● **WORK TO DO**:
Find every line containing the word "data" and report the count, nothing more.

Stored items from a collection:
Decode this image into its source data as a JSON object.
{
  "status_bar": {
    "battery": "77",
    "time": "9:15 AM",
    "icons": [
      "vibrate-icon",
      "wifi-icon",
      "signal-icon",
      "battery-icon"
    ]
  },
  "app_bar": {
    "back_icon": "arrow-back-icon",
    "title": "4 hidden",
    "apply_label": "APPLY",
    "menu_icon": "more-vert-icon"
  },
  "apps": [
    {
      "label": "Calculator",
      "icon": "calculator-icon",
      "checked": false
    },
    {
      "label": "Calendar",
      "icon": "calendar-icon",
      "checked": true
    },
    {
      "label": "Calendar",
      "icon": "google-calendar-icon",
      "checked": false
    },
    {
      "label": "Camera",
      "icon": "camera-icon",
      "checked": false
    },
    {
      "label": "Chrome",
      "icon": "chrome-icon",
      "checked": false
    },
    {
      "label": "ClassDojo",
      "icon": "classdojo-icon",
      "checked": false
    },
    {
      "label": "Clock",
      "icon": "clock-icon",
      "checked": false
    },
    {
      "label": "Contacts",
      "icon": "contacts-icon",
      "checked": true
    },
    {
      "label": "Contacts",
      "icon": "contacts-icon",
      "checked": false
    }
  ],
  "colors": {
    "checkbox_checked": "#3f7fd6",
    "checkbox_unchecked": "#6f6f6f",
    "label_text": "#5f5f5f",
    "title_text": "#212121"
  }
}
...
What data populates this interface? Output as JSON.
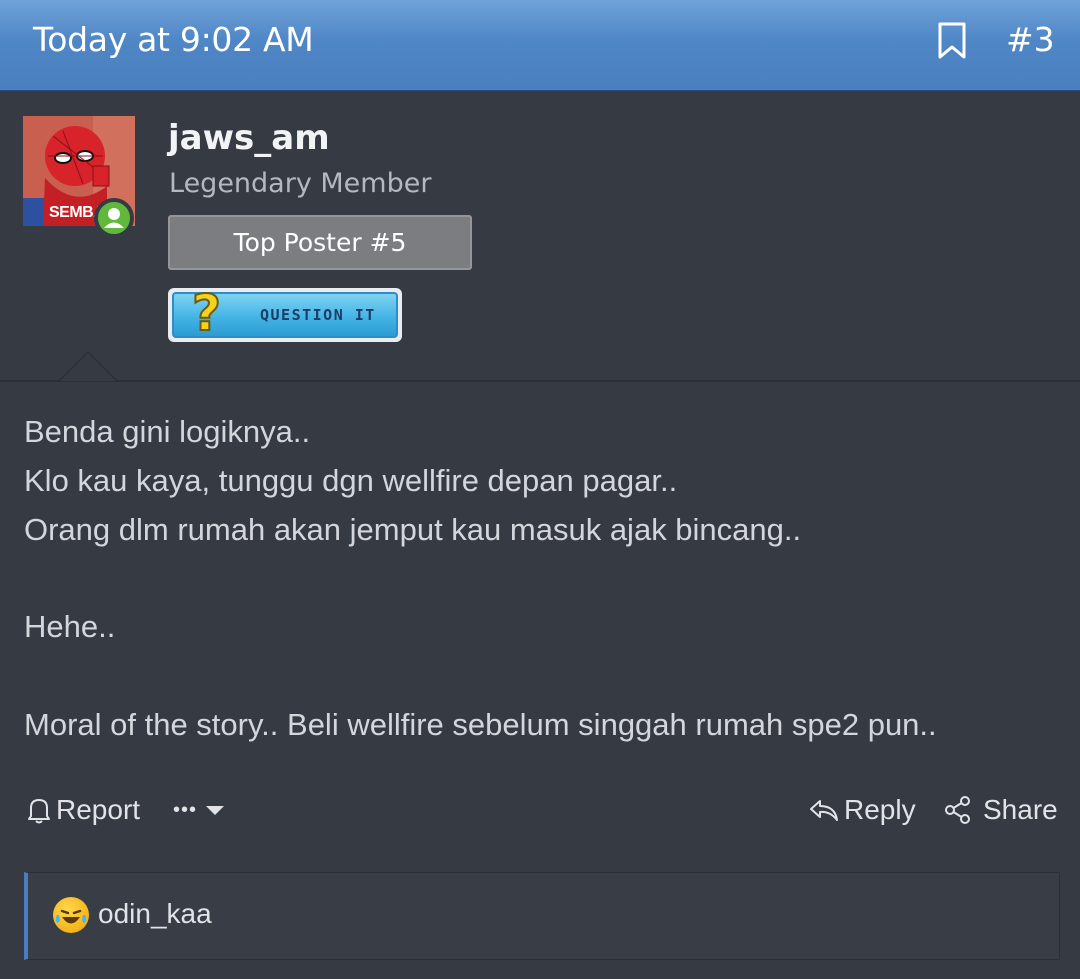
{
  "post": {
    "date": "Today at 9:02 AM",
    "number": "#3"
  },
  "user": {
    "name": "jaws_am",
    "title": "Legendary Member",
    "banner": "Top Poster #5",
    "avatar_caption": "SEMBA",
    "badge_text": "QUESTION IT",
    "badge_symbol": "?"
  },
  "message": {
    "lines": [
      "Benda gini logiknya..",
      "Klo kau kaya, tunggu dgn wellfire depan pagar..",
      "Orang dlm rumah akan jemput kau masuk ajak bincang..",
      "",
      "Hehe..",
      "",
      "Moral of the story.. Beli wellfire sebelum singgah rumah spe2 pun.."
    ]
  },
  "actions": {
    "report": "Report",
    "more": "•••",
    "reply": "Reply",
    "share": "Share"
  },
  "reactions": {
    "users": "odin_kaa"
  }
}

● **COMPLETE RESPONSE**:
2